Entries follow. Set all of them down as they stand.

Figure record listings
====
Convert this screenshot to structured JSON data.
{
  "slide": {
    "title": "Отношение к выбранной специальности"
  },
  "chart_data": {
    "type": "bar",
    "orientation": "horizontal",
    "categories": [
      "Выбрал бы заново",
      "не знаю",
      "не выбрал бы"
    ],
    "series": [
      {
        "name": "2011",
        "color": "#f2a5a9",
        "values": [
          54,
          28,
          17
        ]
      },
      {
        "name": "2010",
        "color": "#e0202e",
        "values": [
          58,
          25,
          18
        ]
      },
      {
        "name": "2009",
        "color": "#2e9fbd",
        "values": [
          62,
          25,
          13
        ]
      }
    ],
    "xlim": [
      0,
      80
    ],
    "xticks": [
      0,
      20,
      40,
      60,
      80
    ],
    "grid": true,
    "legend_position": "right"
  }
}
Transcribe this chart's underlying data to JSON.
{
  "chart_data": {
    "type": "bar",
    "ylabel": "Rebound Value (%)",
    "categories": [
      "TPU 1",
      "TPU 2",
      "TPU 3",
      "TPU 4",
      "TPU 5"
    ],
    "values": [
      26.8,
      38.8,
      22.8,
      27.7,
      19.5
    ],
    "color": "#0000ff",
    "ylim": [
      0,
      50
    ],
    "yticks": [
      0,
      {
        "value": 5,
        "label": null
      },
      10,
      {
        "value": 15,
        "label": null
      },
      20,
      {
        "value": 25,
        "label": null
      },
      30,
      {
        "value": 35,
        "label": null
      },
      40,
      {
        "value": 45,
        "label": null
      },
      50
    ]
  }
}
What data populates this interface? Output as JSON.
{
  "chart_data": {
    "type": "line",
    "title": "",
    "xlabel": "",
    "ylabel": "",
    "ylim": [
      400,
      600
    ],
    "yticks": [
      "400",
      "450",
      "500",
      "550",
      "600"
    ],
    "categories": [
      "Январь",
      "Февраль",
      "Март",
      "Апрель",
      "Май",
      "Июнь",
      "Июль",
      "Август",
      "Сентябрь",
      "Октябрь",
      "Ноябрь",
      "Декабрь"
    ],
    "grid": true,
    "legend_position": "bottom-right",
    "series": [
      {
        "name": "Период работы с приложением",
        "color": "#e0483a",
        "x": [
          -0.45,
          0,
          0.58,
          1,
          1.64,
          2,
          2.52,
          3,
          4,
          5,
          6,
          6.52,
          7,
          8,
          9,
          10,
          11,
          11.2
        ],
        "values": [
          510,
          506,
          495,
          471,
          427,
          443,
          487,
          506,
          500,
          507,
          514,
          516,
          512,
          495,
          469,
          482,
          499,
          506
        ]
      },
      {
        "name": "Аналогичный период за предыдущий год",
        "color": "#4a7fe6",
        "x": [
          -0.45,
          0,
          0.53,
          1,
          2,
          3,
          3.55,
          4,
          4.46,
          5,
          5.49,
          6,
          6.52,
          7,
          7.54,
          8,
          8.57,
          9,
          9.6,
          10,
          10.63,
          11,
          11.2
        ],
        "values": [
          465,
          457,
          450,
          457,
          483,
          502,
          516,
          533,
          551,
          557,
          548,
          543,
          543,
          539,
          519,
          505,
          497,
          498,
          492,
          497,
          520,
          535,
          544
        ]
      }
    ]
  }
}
====
• _EXERCISE OUTPUT_:
Convert this screenshot to structured JSON data.
{
  "slide": {
    "title": "Отношение к выбранной специальности"
  },
  "chart_data": {
    "type": "bar",
    "orientation": "horizontal",
    "categories": [
      "Выбрал бы заново",
      "не знаю",
      "не выбрал бы"
    ],
    "series": [
      {
        "name": "2011",
        "color": "#f2a5a9",
        "values": [
          54,
          28,
          17
        ]
      },
      {
        "name": "2010",
        "color": "#e0202e",
        "values": [
          58,
          25,
          18
        ]
      },
      {
        "name": "2009",
        "color": "#2e9fbd",
        "values": [
          62,
          25,
          13
        ]
      }
    ],
    "xlim": [
      0,
      80
    ],
    "xticks": [
      0,
      20,
      40,
      60,
      80
    ],
    "grid": true,
    "legend_position": "right"
  }
}
Transcribe this chart's underlying data to JSON.
{
  "chart_data": {
    "type": "bar",
    "ylabel": "Rebound Value (%)",
    "categories": [
      "TPU 1",
      "TPU 2",
      "TPU 3",
      "TPU 4",
      "TPU 5"
    ],
    "values": [
      26.8,
      38.8,
      22.8,
      27.7,
      19.5
    ],
    "color": "#0000ff",
    "ylim": [
      0,
      50
    ],
    "yticks": [
      0,
      {
        "value": 5,
        "label": null
      },
      10,
      {
        "value": 15,
        "label": null
      },
      20,
      {
        "value": 25,
        "label": null
      },
      30,
      {
        "value": 35,
        "label": null
      },
      40,
      {
        "value": 45,
        "label": null
      },
      50
    ]
  }
}
What data populates this interface? Output as JSON.
{
  "chart_data": {
    "type": "line",
    "title": "",
    "xlabel": "",
    "ylabel": "",
    "ylim": [
      400,
      600
    ],
    "yticks": [
      "400",
      "450",
      "500",
      "550",
      "600"
    ],
    "categories": [
      "Январь",
      "Февраль",
      "Март",
      "Апрель",
      "Май",
      "Июнь",
      "Июль",
      "Август",
      "Сентябрь",
      "Октябрь",
      "Ноябрь",
      "Декабрь"
    ],
    "grid": true,
    "legend_position": "bottom-right",
    "series": [
      {
        "name": "Период работы с приложением",
        "color": "#e0483a",
        "x": [
          -0.45,
          0,
          0.58,
          1,
          1.64,
          2,
          2.52,
          3,
          4,
          5,
          6,
          6.52,
          7,
          8,
          9,
          10,
          11,
          11.2
        ],
        "values": [
          510,
          506,
          495,
          471,
          427,
          443,
          487,
          506,
          500,
          507,
          514,
          516,
          512,
          495,
          469,
          482,
          499,
          506
        ]
      },
      {
        "name": "Аналогичный период за предыдущий год",
        "color": "#4a7fe6",
        "x": [
          -0.45,
          0,
          0.53,
          1,
          2,
          3,
          3.55,
          4,
          4.46,
          5,
          5.49,
          6,
          6.52,
          7,
          7.54,
          8,
          8.57,
          9,
          9.6,
          10,
          10.63,
          11,
          11.2
        ],
        "values": [
          465,
          457,
          450,
          457,
          483,
          502,
          516,
          533,
          551,
          557,
          548,
          543,
          543,
          539,
          519,
          505,
          497,
          498,
          492,
          497,
          520,
          535,
          544
        ]
      }
    ]
  }
}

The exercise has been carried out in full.